* Prompt:
Check each line for the string "color". Give only the count of lines that have it.

Dataset entries on figures:
★ ★ ★ ★ ★ ★ ★
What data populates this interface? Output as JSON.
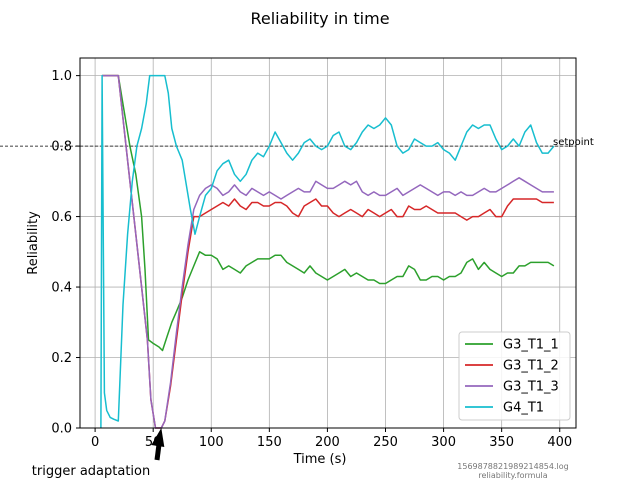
{
  "chart_data": {
    "type": "line",
    "title": "Reliability in time",
    "xlabel": "Time (s)",
    "ylabel": "Reliability",
    "xlim": [
      -13,
      414
    ],
    "ylim": [
      0.0,
      1.05
    ],
    "xticks": [
      0,
      50,
      100,
      150,
      200,
      250,
      300,
      350,
      400
    ],
    "xtick_labels": [
      "0",
      "50",
      "100",
      "150",
      "200",
      "250",
      "300",
      "350",
      "400"
    ],
    "yticks": [
      0.0,
      0.2,
      0.4,
      0.6,
      0.8,
      1.0
    ],
    "ytick_labels": [
      "0.0",
      "0.2",
      "0.4",
      "0.6",
      "0.8",
      "1.0"
    ],
    "grid": true,
    "legend_position": "lower-right",
    "setpoint": {
      "value": 0.8,
      "label": "setpoint"
    },
    "annotation": {
      "text": "trigger adaptation",
      "x": 57,
      "y": 0.0
    },
    "footnote": [
      "1569878821989214854.log",
      "reliability.formula"
    ],
    "series": [
      {
        "name": "G3_T1_1",
        "color": "#2ca02c",
        "x": [
          6,
          8,
          20,
          25,
          30,
          35,
          40,
          43,
          46,
          50,
          55,
          58,
          62,
          66,
          70,
          75,
          80,
          85,
          90,
          95,
          100,
          105,
          110,
          115,
          120,
          125,
          130,
          135,
          140,
          145,
          150,
          155,
          160,
          165,
          170,
          175,
          180,
          185,
          190,
          195,
          200,
          205,
          210,
          215,
          220,
          225,
          230,
          235,
          240,
          245,
          250,
          255,
          260,
          265,
          270,
          275,
          280,
          285,
          290,
          295,
          300,
          305,
          310,
          315,
          320,
          325,
          330,
          335,
          340,
          345,
          350,
          355,
          360,
          365,
          370,
          375,
          380,
          385,
          390,
          395
        ],
        "y": [
          1.0,
          1.0,
          1.0,
          0.9,
          0.8,
          0.72,
          0.6,
          0.45,
          0.25,
          0.24,
          0.23,
          0.22,
          0.26,
          0.3,
          0.33,
          0.37,
          0.42,
          0.46,
          0.5,
          0.49,
          0.49,
          0.48,
          0.45,
          0.46,
          0.45,
          0.44,
          0.46,
          0.47,
          0.48,
          0.48,
          0.48,
          0.49,
          0.49,
          0.47,
          0.46,
          0.45,
          0.44,
          0.46,
          0.44,
          0.43,
          0.42,
          0.43,
          0.44,
          0.45,
          0.43,
          0.44,
          0.43,
          0.42,
          0.42,
          0.41,
          0.41,
          0.42,
          0.43,
          0.43,
          0.46,
          0.45,
          0.42,
          0.42,
          0.43,
          0.43,
          0.42,
          0.43,
          0.43,
          0.44,
          0.47,
          0.48,
          0.45,
          0.47,
          0.45,
          0.44,
          0.43,
          0.44,
          0.44,
          0.46,
          0.46,
          0.47,
          0.47,
          0.47,
          0.47,
          0.46
        ]
      },
      {
        "name": "G3_T1_2",
        "color": "#d62728",
        "x": [
          6,
          8,
          20,
          25,
          30,
          35,
          40,
          45,
          48,
          52,
          55,
          57,
          60,
          65,
          70,
          75,
          80,
          85,
          90,
          95,
          100,
          105,
          110,
          115,
          120,
          125,
          130,
          135,
          140,
          145,
          150,
          155,
          160,
          165,
          170,
          175,
          180,
          185,
          190,
          195,
          200,
          205,
          210,
          215,
          220,
          225,
          230,
          235,
          240,
          245,
          250,
          255,
          260,
          265,
          270,
          275,
          280,
          285,
          290,
          295,
          300,
          305,
          310,
          315,
          320,
          325,
          330,
          335,
          340,
          345,
          350,
          355,
          360,
          365,
          370,
          375,
          380,
          385,
          390,
          395
        ],
        "y": [
          1.0,
          1.0,
          1.0,
          0.85,
          0.7,
          0.55,
          0.4,
          0.25,
          0.08,
          0.0,
          0.0,
          0.0,
          0.02,
          0.12,
          0.25,
          0.38,
          0.5,
          0.6,
          0.6,
          0.61,
          0.62,
          0.63,
          0.64,
          0.63,
          0.65,
          0.63,
          0.62,
          0.64,
          0.64,
          0.63,
          0.63,
          0.64,
          0.64,
          0.63,
          0.61,
          0.6,
          0.63,
          0.64,
          0.65,
          0.63,
          0.63,
          0.61,
          0.6,
          0.61,
          0.62,
          0.61,
          0.6,
          0.62,
          0.61,
          0.6,
          0.61,
          0.62,
          0.6,
          0.6,
          0.63,
          0.62,
          0.62,
          0.63,
          0.62,
          0.61,
          0.61,
          0.61,
          0.61,
          0.6,
          0.59,
          0.6,
          0.6,
          0.61,
          0.62,
          0.6,
          0.6,
          0.63,
          0.65,
          0.65,
          0.65,
          0.65,
          0.65,
          0.64,
          0.64,
          0.64
        ]
      },
      {
        "name": "G3_T1_3",
        "color": "#9467bd",
        "x": [
          6,
          8,
          20,
          25,
          30,
          35,
          40,
          45,
          48,
          52,
          55,
          57,
          60,
          65,
          70,
          75,
          80,
          85,
          90,
          95,
          100,
          105,
          110,
          115,
          120,
          125,
          130,
          135,
          140,
          145,
          150,
          155,
          160,
          165,
          170,
          175,
          180,
          185,
          190,
          195,
          200,
          205,
          210,
          215,
          220,
          225,
          230,
          235,
          240,
          245,
          250,
          255,
          260,
          265,
          270,
          275,
          280,
          285,
          290,
          295,
          300,
          305,
          310,
          315,
          320,
          325,
          330,
          335,
          340,
          345,
          350,
          355,
          360,
          365,
          370,
          375,
          380,
          385,
          390,
          395
        ],
        "y": [
          1.0,
          1.0,
          1.0,
          0.85,
          0.7,
          0.55,
          0.4,
          0.25,
          0.08,
          0.0,
          0.0,
          0.0,
          0.02,
          0.13,
          0.27,
          0.4,
          0.52,
          0.62,
          0.66,
          0.68,
          0.69,
          0.68,
          0.66,
          0.67,
          0.69,
          0.67,
          0.66,
          0.68,
          0.67,
          0.66,
          0.67,
          0.66,
          0.65,
          0.66,
          0.67,
          0.68,
          0.67,
          0.67,
          0.7,
          0.69,
          0.68,
          0.68,
          0.69,
          0.7,
          0.69,
          0.7,
          0.67,
          0.66,
          0.67,
          0.66,
          0.66,
          0.67,
          0.68,
          0.66,
          0.67,
          0.68,
          0.69,
          0.68,
          0.67,
          0.66,
          0.67,
          0.67,
          0.66,
          0.67,
          0.66,
          0.66,
          0.67,
          0.68,
          0.67,
          0.67,
          0.68,
          0.69,
          0.7,
          0.71,
          0.7,
          0.69,
          0.68,
          0.67,
          0.67,
          0.67
        ]
      },
      {
        "name": "G4_T1",
        "color": "#17becf",
        "x": [
          5,
          6,
          8,
          10,
          13,
          16,
          20,
          24,
          28,
          32,
          36,
          40,
          44,
          47,
          50,
          55,
          60,
          63,
          66,
          70,
          75,
          78,
          82,
          86,
          90,
          95,
          100,
          105,
          110,
          115,
          120,
          125,
          130,
          135,
          140,
          145,
          150,
          155,
          160,
          165,
          170,
          175,
          180,
          185,
          190,
          195,
          200,
          205,
          210,
          215,
          220,
          225,
          230,
          235,
          240,
          245,
          250,
          255,
          260,
          265,
          270,
          275,
          280,
          285,
          290,
          295,
          300,
          305,
          310,
          315,
          320,
          325,
          330,
          335,
          340,
          345,
          350,
          355,
          360,
          365,
          370,
          375,
          380,
          385,
          390,
          395
        ],
        "y": [
          0.0,
          1.0,
          0.1,
          0.05,
          0.03,
          0.025,
          0.02,
          0.35,
          0.55,
          0.7,
          0.8,
          0.85,
          0.92,
          1.0,
          1.0,
          1.0,
          1.0,
          0.95,
          0.85,
          0.8,
          0.76,
          0.7,
          0.62,
          0.55,
          0.6,
          0.66,
          0.68,
          0.73,
          0.75,
          0.76,
          0.72,
          0.7,
          0.72,
          0.76,
          0.78,
          0.77,
          0.8,
          0.84,
          0.81,
          0.78,
          0.76,
          0.78,
          0.81,
          0.82,
          0.8,
          0.79,
          0.8,
          0.83,
          0.84,
          0.8,
          0.79,
          0.81,
          0.84,
          0.86,
          0.85,
          0.86,
          0.88,
          0.86,
          0.8,
          0.78,
          0.79,
          0.82,
          0.81,
          0.8,
          0.8,
          0.81,
          0.79,
          0.78,
          0.76,
          0.8,
          0.84,
          0.86,
          0.85,
          0.86,
          0.86,
          0.82,
          0.79,
          0.8,
          0.82,
          0.8,
          0.84,
          0.86,
          0.81,
          0.78,
          0.78,
          0.8
        ]
      }
    ]
  }
}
★ ★ ★ ★ ★ ★ ★
* Exercise answer:
4